- [Prompt]:
Copy each line that contains the word "Number".

[Rows from a figure dataset]
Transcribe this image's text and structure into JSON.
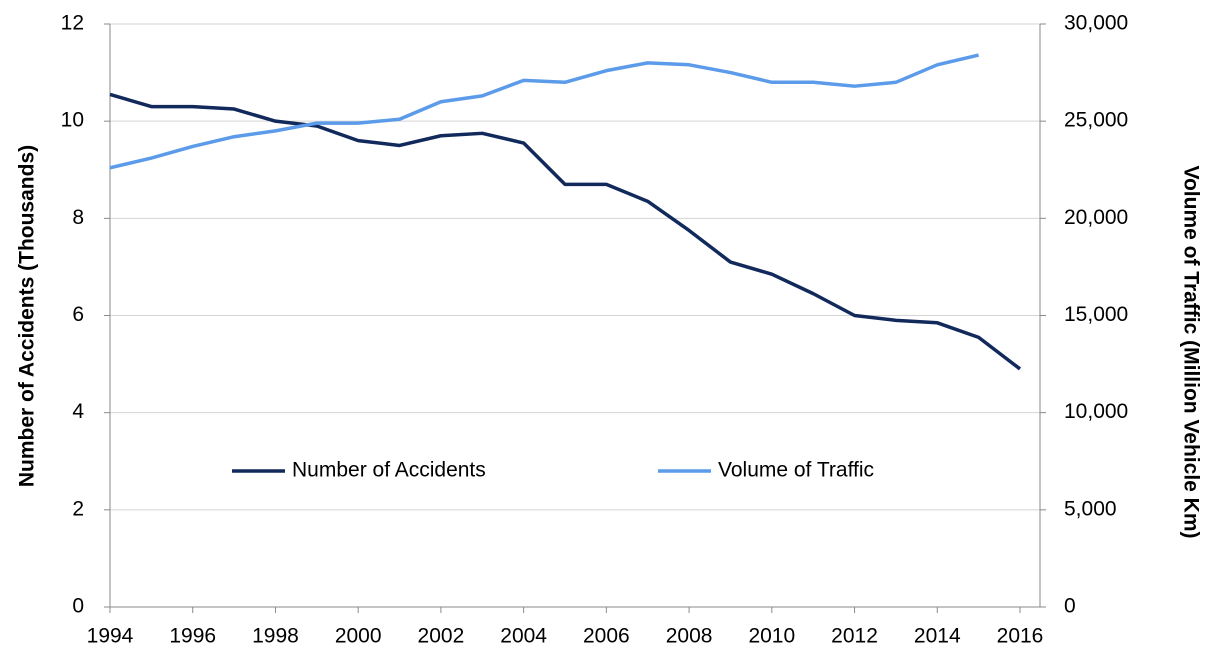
{
  "chart_data": {
    "type": "line",
    "x": [
      1994,
      1995,
      1996,
      1997,
      1998,
      1999,
      2000,
      2001,
      2002,
      2003,
      2004,
      2005,
      2006,
      2007,
      2008,
      2009,
      2010,
      2011,
      2012,
      2013,
      2014,
      2015,
      2016
    ],
    "xlim": [
      1994,
      2016
    ],
    "xticks": [
      1994,
      1996,
      1998,
      2000,
      2002,
      2004,
      2006,
      2008,
      2010,
      2012,
      2014,
      2016
    ],
    "ylabel": "Number of Accidents  (Thousands)",
    "y2label": "Volume of Traffic  (Million Vehicle Km)",
    "ylim": [
      0,
      12
    ],
    "yticks": [
      0,
      2,
      4,
      6,
      8,
      10,
      12
    ],
    "y2lim": [
      0,
      30000
    ],
    "y2ticks": [
      0,
      {
        "value": 5000,
        "label": "5,000"
      },
      {
        "value": 10000,
        "label": "10,000"
      },
      {
        "value": 15000,
        "label": "15,000"
      },
      {
        "value": 20000,
        "label": "20,000"
      },
      {
        "value": 25000,
        "label": "25,000"
      },
      {
        "value": 30000,
        "label": "30,000"
      }
    ],
    "grid": true,
    "legend": "center",
    "series": [
      {
        "name": "Number of Accidents",
        "color": "#12295c",
        "values": [
          10.55,
          10.3,
          10.3,
          10.25,
          10.0,
          9.9,
          9.6,
          9.5,
          9.7,
          9.75,
          9.55,
          8.7,
          8.7,
          8.35,
          7.75,
          7.1,
          6.85,
          6.45,
          6.0,
          5.9,
          5.85,
          5.55,
          4.9
        ]
      },
      {
        "name": "Volume of Traffic",
        "color": "#5b9bea",
        "axis": "y2",
        "values": [
          22600,
          23100,
          23700,
          24200,
          24500,
          24900,
          24900,
          25100,
          26000,
          26300,
          27100,
          27000,
          27600,
          28000,
          27900,
          27500,
          27000,
          27000,
          26800,
          27000,
          27900,
          28400,
          null
        ]
      }
    ]
  }
}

- [Answer for the task]:
    "ylabel": "Number of Accidents  (Thousands)",
        "name": "Number of Accidents",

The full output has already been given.